* **Exercise brief**:
Write the listing out again, all of it, word for word.

─── Items

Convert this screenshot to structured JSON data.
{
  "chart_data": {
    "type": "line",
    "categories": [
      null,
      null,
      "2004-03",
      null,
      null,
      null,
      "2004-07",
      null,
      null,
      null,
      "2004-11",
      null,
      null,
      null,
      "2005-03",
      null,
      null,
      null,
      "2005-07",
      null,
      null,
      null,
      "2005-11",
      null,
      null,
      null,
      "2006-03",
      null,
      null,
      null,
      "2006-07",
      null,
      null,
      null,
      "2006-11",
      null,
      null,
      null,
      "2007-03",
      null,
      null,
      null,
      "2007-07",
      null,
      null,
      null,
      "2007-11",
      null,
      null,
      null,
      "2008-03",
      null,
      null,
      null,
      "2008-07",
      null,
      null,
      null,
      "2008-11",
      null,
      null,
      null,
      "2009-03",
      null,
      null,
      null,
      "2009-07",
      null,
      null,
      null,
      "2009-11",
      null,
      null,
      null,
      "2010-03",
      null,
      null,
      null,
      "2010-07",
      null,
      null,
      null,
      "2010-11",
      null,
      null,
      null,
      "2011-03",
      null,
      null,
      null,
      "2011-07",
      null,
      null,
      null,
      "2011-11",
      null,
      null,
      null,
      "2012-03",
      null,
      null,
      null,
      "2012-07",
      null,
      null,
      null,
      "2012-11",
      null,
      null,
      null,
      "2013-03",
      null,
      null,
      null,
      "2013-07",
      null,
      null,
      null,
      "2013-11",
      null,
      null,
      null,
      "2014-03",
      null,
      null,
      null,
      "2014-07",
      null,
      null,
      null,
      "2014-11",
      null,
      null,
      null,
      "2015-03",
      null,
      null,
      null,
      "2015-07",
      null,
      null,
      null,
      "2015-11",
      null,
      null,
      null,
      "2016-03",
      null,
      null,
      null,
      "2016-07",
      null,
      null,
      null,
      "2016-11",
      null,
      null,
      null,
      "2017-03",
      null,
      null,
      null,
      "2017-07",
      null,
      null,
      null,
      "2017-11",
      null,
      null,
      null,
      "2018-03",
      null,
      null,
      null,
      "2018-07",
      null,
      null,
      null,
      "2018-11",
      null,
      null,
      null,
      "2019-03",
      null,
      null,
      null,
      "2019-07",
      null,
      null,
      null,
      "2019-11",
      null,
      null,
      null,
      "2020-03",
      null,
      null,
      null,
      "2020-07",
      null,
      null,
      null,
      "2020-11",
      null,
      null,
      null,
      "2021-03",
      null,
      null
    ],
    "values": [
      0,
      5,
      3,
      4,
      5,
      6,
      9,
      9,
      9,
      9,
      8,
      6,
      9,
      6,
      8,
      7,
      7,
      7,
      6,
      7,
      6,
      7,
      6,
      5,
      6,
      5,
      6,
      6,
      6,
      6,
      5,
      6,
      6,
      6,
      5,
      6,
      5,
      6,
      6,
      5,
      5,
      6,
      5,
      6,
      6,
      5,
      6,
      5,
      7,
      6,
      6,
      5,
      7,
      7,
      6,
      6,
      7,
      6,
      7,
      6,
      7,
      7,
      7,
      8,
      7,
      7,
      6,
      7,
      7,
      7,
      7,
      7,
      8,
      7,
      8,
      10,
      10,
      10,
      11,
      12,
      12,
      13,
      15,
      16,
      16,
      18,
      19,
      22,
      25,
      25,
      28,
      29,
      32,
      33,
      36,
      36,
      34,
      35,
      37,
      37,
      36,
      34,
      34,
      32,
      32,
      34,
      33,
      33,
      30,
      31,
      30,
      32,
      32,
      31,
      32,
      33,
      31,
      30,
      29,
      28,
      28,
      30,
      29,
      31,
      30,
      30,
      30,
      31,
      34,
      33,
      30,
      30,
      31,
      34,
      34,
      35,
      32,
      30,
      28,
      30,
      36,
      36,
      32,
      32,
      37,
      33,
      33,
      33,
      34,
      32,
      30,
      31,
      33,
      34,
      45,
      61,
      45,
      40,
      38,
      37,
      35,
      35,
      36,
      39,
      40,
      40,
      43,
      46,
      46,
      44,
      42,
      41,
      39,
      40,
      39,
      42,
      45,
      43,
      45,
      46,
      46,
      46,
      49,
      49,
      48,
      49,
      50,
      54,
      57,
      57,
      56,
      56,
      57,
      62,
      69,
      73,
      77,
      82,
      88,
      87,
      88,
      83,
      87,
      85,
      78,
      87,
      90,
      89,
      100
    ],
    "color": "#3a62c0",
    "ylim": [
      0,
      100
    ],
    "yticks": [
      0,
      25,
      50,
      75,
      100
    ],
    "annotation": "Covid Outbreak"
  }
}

──────

* **Correct answer**:
Convert this screenshot to structured JSON data.
{
  "chart_data": {
    "type": "line",
    "categories": [
      null,
      null,
      "2004-03",
      null,
      null,
      null,
      "2004-07",
      null,
      null,
      null,
      "2004-11",
      null,
      null,
      null,
      "2005-03",
      null,
      null,
      null,
      "2005-07",
      null,
      null,
      null,
      "2005-11",
      null,
      null,
      null,
      "2006-03",
      null,
      null,
      null,
      "2006-07",
      null,
      null,
      null,
      "2006-11",
      null,
      null,
      null,
      "2007-03",
      null,
      null,
      null,
      "2007-07",
      null,
      null,
      null,
      "2007-11",
      null,
      null,
      null,
      "2008-03",
      null,
      null,
      null,
      "2008-07",
      null,
      null,
      null,
      "2008-11",
      null,
      null,
      null,
      "2009-03",
      null,
      null,
      null,
      "2009-07",
      null,
      null,
      null,
      "2009-11",
      null,
      null,
      null,
      "2010-03",
      null,
      null,
      null,
      "2010-07",
      null,
      null,
      null,
      "2010-11",
      null,
      null,
      null,
      "2011-03",
      null,
      null,
      null,
      "2011-07",
      null,
      null,
      null,
      "2011-11",
      null,
      null,
      null,
      "2012-03",
      null,
      null,
      null,
      "2012-07",
      null,
      null,
      null,
      "2012-11",
      null,
      null,
      null,
      "2013-03",
      null,
      null,
      null,
      "2013-07",
      null,
      null,
      null,
      "2013-11",
      null,
      null,
      null,
      "2014-03",
      null,
      null,
      null,
      "2014-07",
      null,
      null,
      null,
      "2014-11",
      null,
      null,
      null,
      "2015-03",
      null,
      null,
      null,
      "2015-07",
      null,
      null,
      null,
      "2015-11",
      null,
      null,
      null,
      "2016-03",
      null,
      null,
      null,
      "2016-07",
      null,
      null,
      null,
      "2016-11",
      null,
      null,
      null,
      "2017-03",
      null,
      null,
      null,
      "2017-07",
      null,
      null,
      null,
      "2017-11",
      null,
      null,
      null,
      "2018-03",
      null,
      null,
      null,
      "2018-07",
      null,
      null,
      null,
      "2018-11",
      null,
      null,
      null,
      "2019-03",
      null,
      null,
      null,
      "2019-07",
      null,
      null,
      null,
      "2019-11",
      null,
      null,
      null,
      "2020-03",
      null,
      null,
      null,
      "2020-07",
      null,
      null,
      null,
      "2020-11",
      null,
      null,
      null,
      "2021-03",
      null,
      null
    ],
    "values": [
      0,
      5,
      3,
      4,
      5,
      6,
      9,
      9,
      9,
      9,
      8,
      6,
      9,
      6,
      8,
      7,
      7,
      7,
      6,
      7,
      6,
      7,
      6,
      5,
      6,
      5,
      6,
      6,
      6,
      6,
      5,
      6,
      6,
      6,
      5,
      6,
      5,
      6,
      6,
      5,
      5,
      6,
      5,
      6,
      6,
      5,
      6,
      5,
      7,
      6,
      6,
      5,
      7,
      7,
      6,
      6,
      7,
      6,
      7,
      6,
      7,
      7,
      7,
      8,
      7,
      7,
      6,
      7,
      7,
      7,
      7,
      7,
      8,
      7,
      8,
      10,
      10,
      10,
      11,
      12,
      12,
      13,
      15,
      16,
      16,
      18,
      19,
      22,
      25,
      25,
      28,
      29,
      32,
      33,
      36,
      36,
      34,
      35,
      37,
      37,
      36,
      34,
      34,
      32,
      32,
      34,
      33,
      33,
      30,
      31,
      30,
      32,
      32,
      31,
      32,
      33,
      31,
      30,
      29,
      28,
      28,
      30,
      29,
      31,
      30,
      30,
      30,
      31,
      34,
      33,
      30,
      30,
      31,
      34,
      34,
      35,
      32,
      30,
      28,
      30,
      36,
      36,
      32,
      32,
      37,
      33,
      33,
      33,
      34,
      32,
      30,
      31,
      33,
      34,
      45,
      61,
      45,
      40,
      38,
      37,
      35,
      35,
      36,
      39,
      40,
      40,
      43,
      46,
      46,
      44,
      42,
      41,
      39,
      40,
      39,
      42,
      45,
      43,
      45,
      46,
      46,
      46,
      49,
      49,
      48,
      49,
      50,
      54,
      57,
      57,
      56,
      56,
      57,
      62,
      69,
      73,
      77,
      82,
      88,
      87,
      88,
      83,
      87,
      85,
      78,
      87,
      90,
      89,
      100
    ],
    "color": "#3a62c0",
    "ylim": [
      0,
      100
    ],
    "yticks": [
      0,
      25,
      50,
      75,
      100
    ],
    "annotation": "Covid Outbreak"
  }
}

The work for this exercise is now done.